Lines of data:
## START
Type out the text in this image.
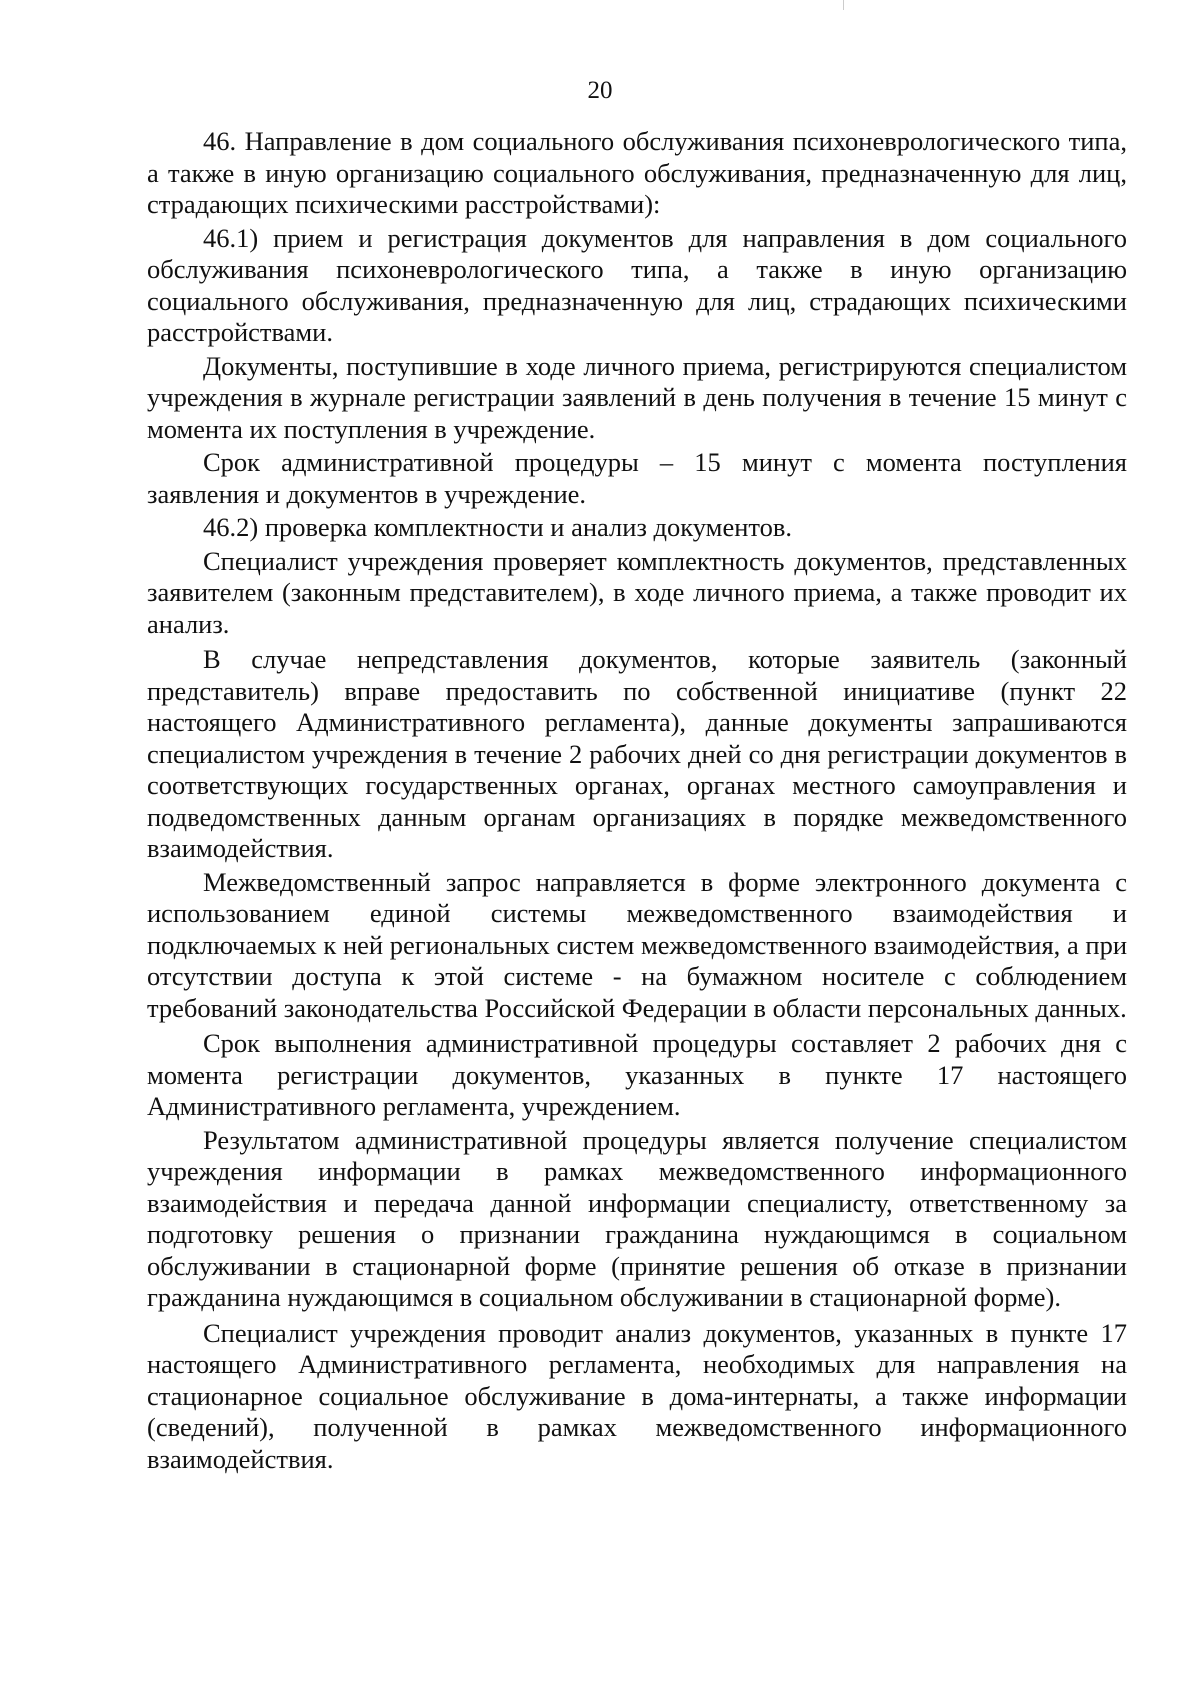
20

46. Направление в дом социального обслуживания психоневрологического типа, а также в иную организацию социального обслуживания, предназначенную для лиц, страдающих психическими расстройствами):

46.1) прием и регистрация документов для направления в дом социального обслуживания психоневрологического типа, а также в иную организацию социального обслуживания, предназначенную для лиц, страдающих психическими расстройствами.

Документы, поступившие в ходе личного приема, регистрируются специалистом учреждения в журнале регистрации заявлений в день получения в течение 15 минут с момента их поступления в учреждение.

Срок административной процедуры – 15 минут с момента поступления заявления и документов в учреждение.

46.2) проверка комплектности и анализ документов.

Специалист учреждения проверяет комплектность документов, представленных заявителем (законным представителем), в ходе личного приема, а также проводит их анализ.

В случае непредставления документов, которые заявитель (законный представитель) вправе предоставить по собственной инициативе (пункт 22 настоящего Административного регламента), данные документы запрашиваются специалистом учреждения в течение 2 рабочих дней со дня регистрации документов в соответствующих государственных органах, органах местного самоуправления и подведомственных данным органам организациях в порядке межведомственного взаимодействия.

Межведомственный запрос направляется в форме электронного документа с использованием единой системы межведомственного взаимодействия и подключаемых к ней региональных систем межведомственного взаимодействия, а при отсутствии доступа к этой системе - на бумажном носителе с соблюдением требований законодательства Российской Федерации в области персональных данных.

Срок выполнения административной процедуры составляет 2 рабочих дня с момента регистрации документов, указанных в пункте 17 настоящего Административного регламента, учреждением.

Результатом административной процедуры является получение специалистом учреждения информации в рамках межведомственного информационного взаимодействия и передача данной информации специалисту, ответственному за подготовку решения о признании гражданина нуждающимся в социальном обслуживании в стационарной форме (принятие решения об отказе в признании гражданина нуждающимся в социальном обслуживании в стационарной форме).

Специалист учреждения проводит анализ документов, указанных в пункте 17 настоящего Административного регламента, необходимых для направления на стационарное социальное обслуживание в дома-интернаты, а также информации (сведений), полученной в рамках межведомственного информационного взаимодействия.
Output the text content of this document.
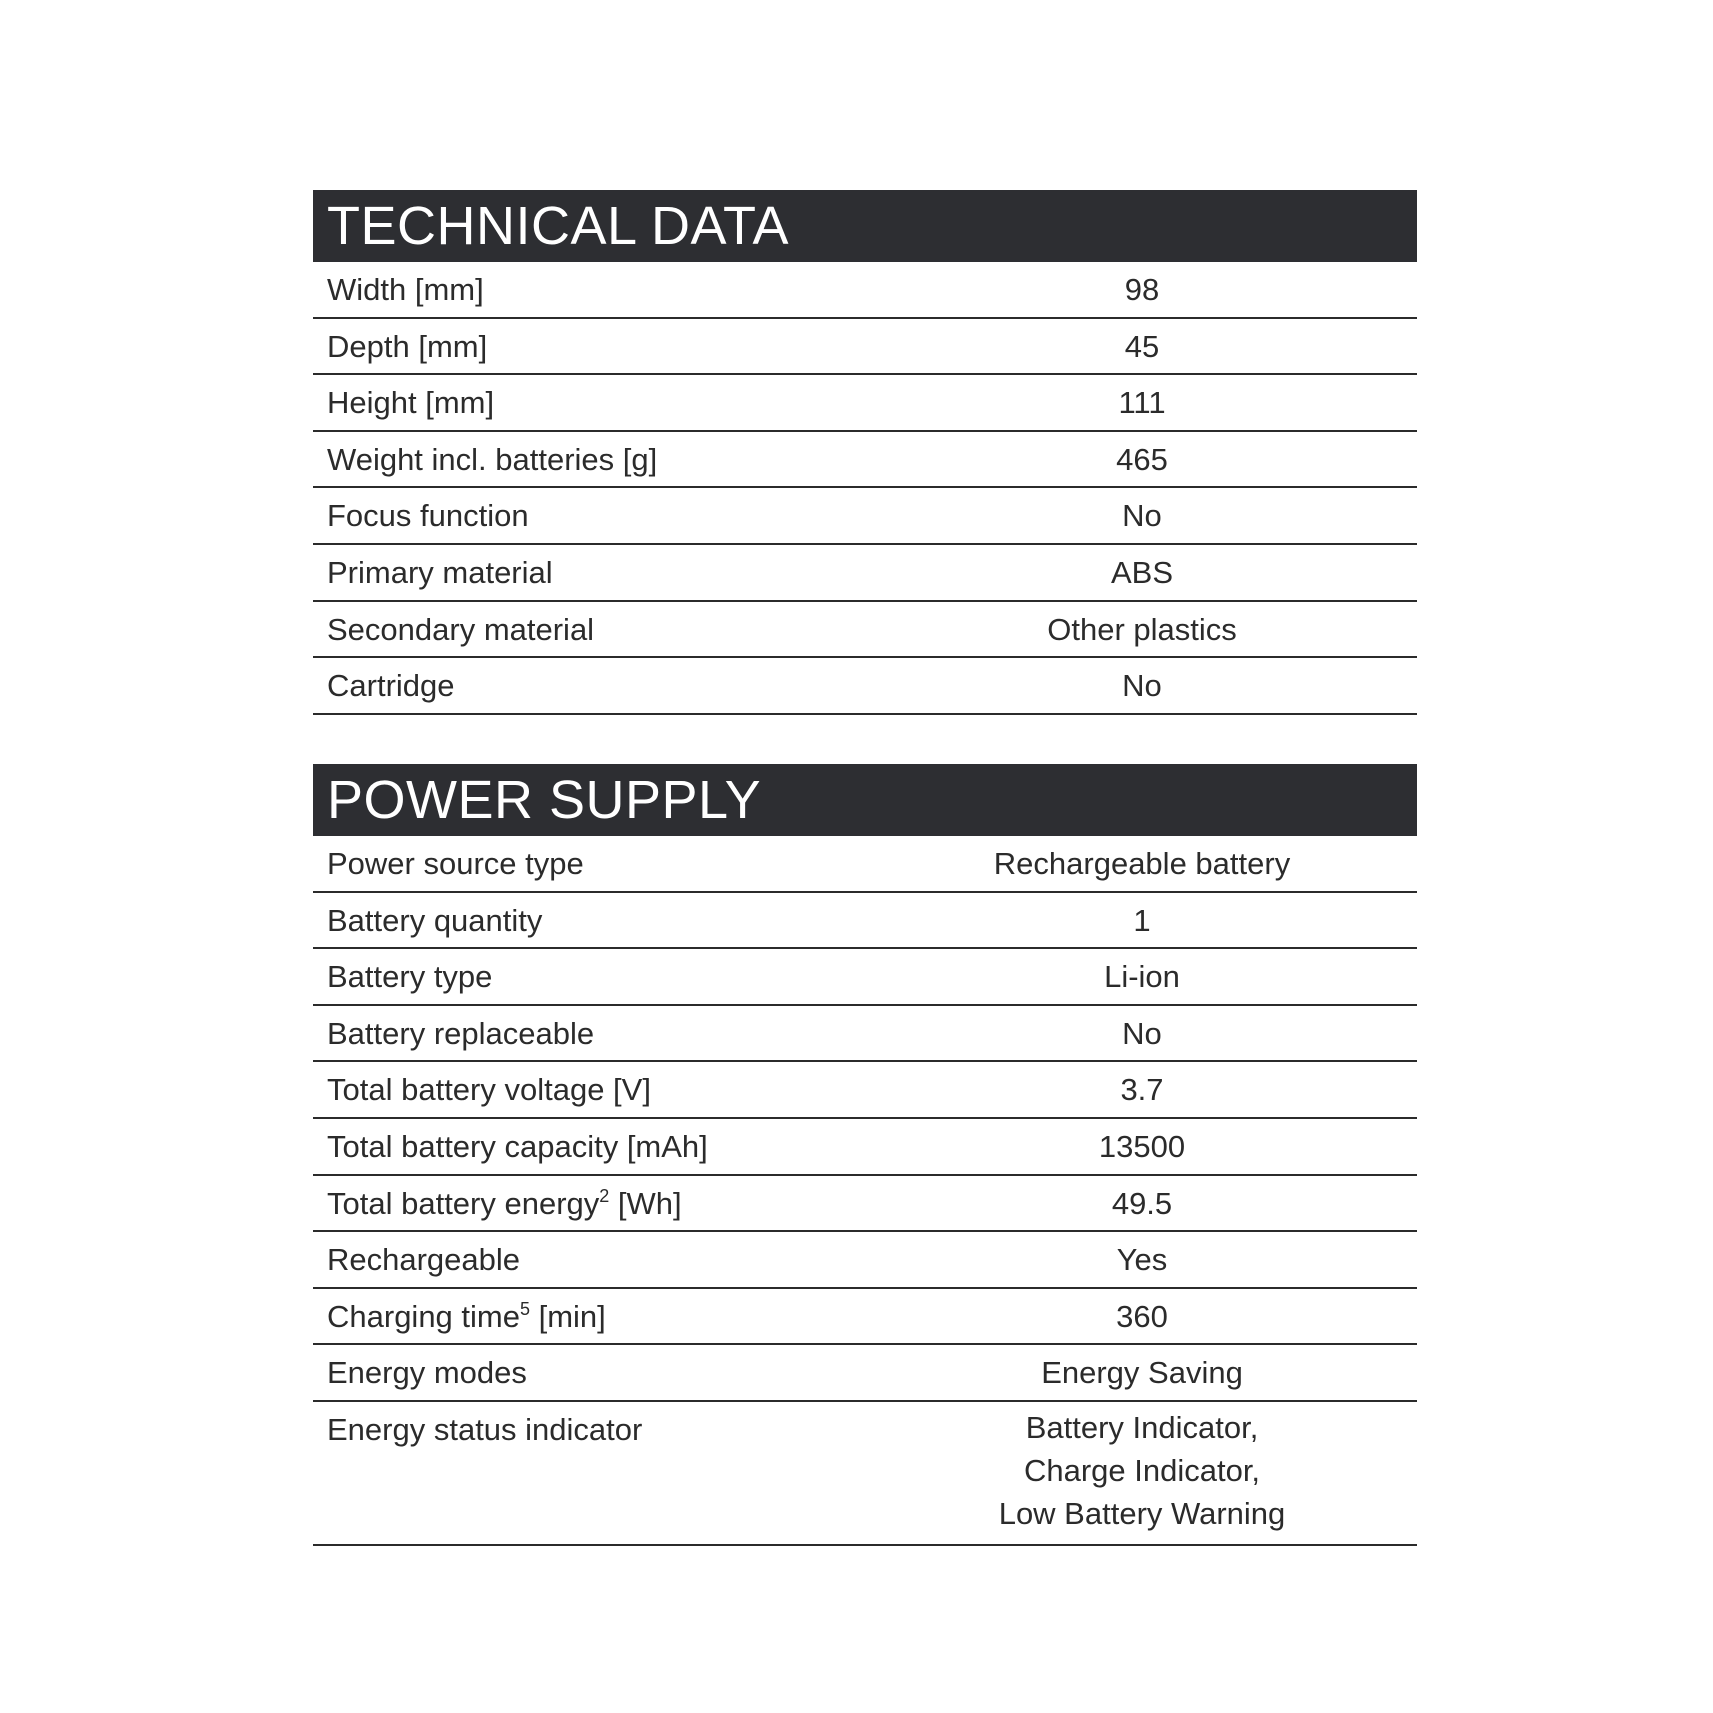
TECHNICAL DATA
Width [mm]	98
Depth [mm]	45
Height [mm]	111
Weight incl. batteries [g]	465
Focus function	No
Primary material	ABS
Secondary material	Other plastics
Cartridge	No
POWER SUPPLY
Power source type	Rechargeable battery
Battery quantity	1
Battery type	Li-ion
Battery replaceable	No
Total battery voltage [V]	3.7
Total battery capacity [mAh]	13500
Total battery energy$^2$ [Wh]	49.5
Rechargeable	Yes
Charging time$^5$ [min]	360
Energy modes	Energy Saving
Energy status indicator	Battery Indicator,
Charge Indicator,
Low Battery Warning
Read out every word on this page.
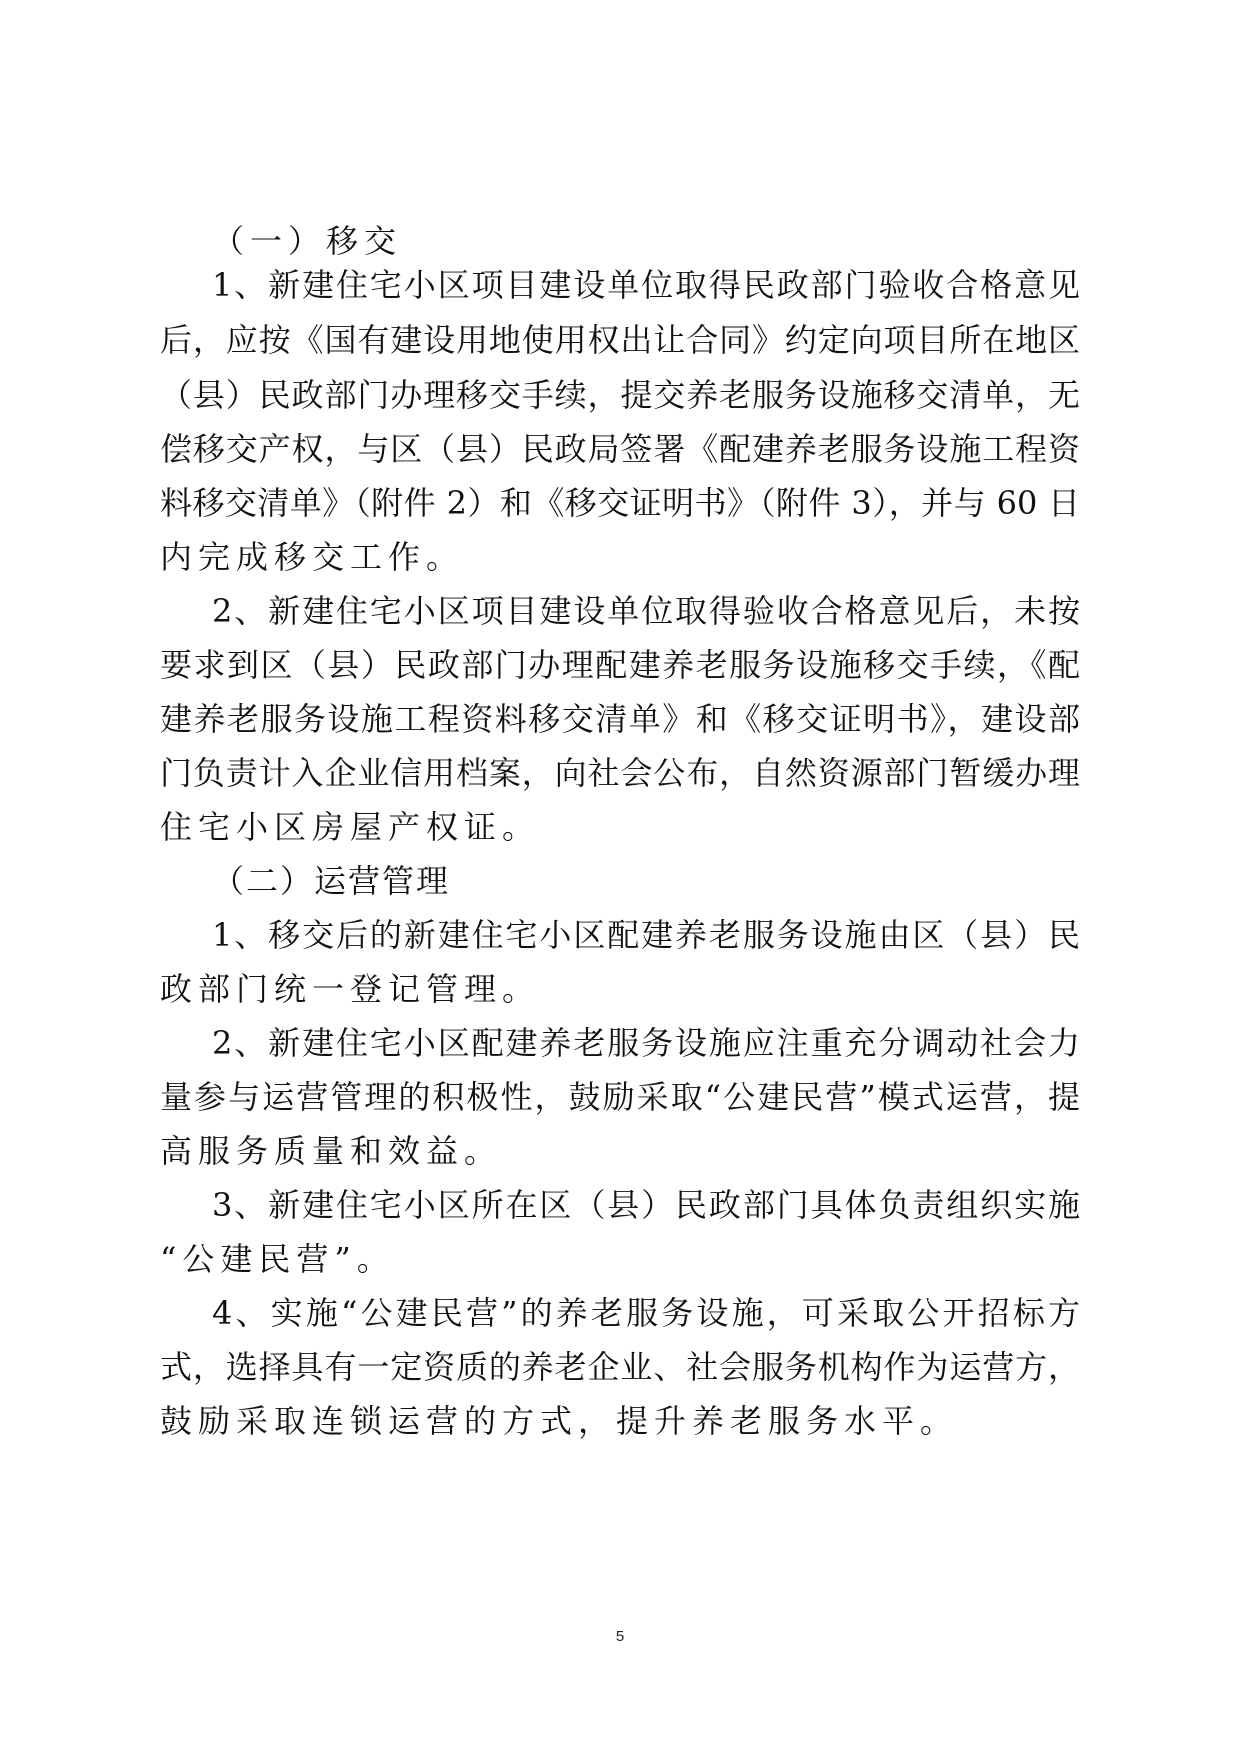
（一）移交
1、新建住宅小区项目建设单位取得民政部门验收合格意见
后，应按《国有建设用地使用权出让合同》约定向项目所在地区
（县）民政部门办理移交手续，提交养老服务设施移交清单，无
偿移交产权，与区（县）民政局签署《配建养老服务设施工程资
料移交清单》（附件 2）和《移交证明书》（附件 3），并与 60 日
内完成移交工作。
2、新建住宅小区项目建设单位取得验收合格意见后，未按
要求到区（县）民政部门办理配建养老服务设施移交手续，《配
建养老服务设施工程资料移交清单》和《移交证明书》，建设部
门负责计入企业信用档案，向社会公布，自然资源部门暂缓办理
住宅小区房屋产权证。
（二）运营管理
1、移交后的新建住宅小区配建养老服务设施由区（县）民
政部门统一登记管理。
2、新建住宅小区配建养老服务设施应注重充分调动社会力
量参与运营管理的积极性，鼓励采取“公建民营”模式运营，提
高服务质量和效益。
3、新建住宅小区所在区（县）民政部门具体负责组织实施
“公建民营”。
4、实施“公建民营”的养老服务设施，可采取公开招标方
式，选择具有一定资质的养老企业、社会服务机构作为运营方，
鼓励采取连锁运营的方式，提升养老服务水平。
5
## END
Only the lines from the one holding "Output the text content of this document." through the last line of the records should be output, please, exactly and without any pictures.

## Exercise response
Output the text content of this document.
TECHNICAL DATA
Width [mm]	98
Depth [mm]	45
Height [mm]	111
Weight incl. batteries [g]	465
Focus function	No
Primary material	ABS
Secondary material	Other plastics
Cartridge	No
POWER SUPPLY
Power source type	Rechargeable battery
Battery quantity	1
Battery type	Li-ion
Battery replaceable	No
Total battery voltage [V]	3.7
Total battery capacity [mAh]	13500
Total battery energy$^2$ [Wh]	49.5
Rechargeable	Yes
Charging time$^5$ [min]	360
Energy modes	Energy Saving
Energy status indicator	Battery Indicator,
Charge Indicator,
Low Battery Warning
Read out every word on this page.
（一）移交
1、新建住宅小区项目建设单位取得民政部门验收合格意见
后，应按《国有建设用地使用权出让合同》约定向项目所在地区
（县）民政部门办理移交手续，提交养老服务设施移交清单，无
偿移交产权，与区（县）民政局签署《配建养老服务设施工程资
料移交清单》（附件 2）和《移交证明书》（附件 3），并与 60 日
内完成移交工作。
2、新建住宅小区项目建设单位取得验收合格意见后，未按
要求到区（县）民政部门办理配建养老服务设施移交手续，《配
建养老服务设施工程资料移交清单》和《移交证明书》，建设部
门负责计入企业信用档案，向社会公布，自然资源部门暂缓办理
住宅小区房屋产权证。
（二）运营管理
1、移交后的新建住宅小区配建养老服务设施由区（县）民
政部门统一登记管理。
2、新建住宅小区配建养老服务设施应注重充分调动社会力
量参与运营管理的积极性，鼓励采取“公建民营”模式运营，提
高服务质量和效益。
3、新建住宅小区所在区（县）民政部门具体负责组织实施
“公建民营”。
4、实施“公建民营”的养老服务设施，可采取公开招标方
式，选择具有一定资质的养老企业、社会服务机构作为运营方，
鼓励采取连锁运营的方式，提升养老服务水平。
5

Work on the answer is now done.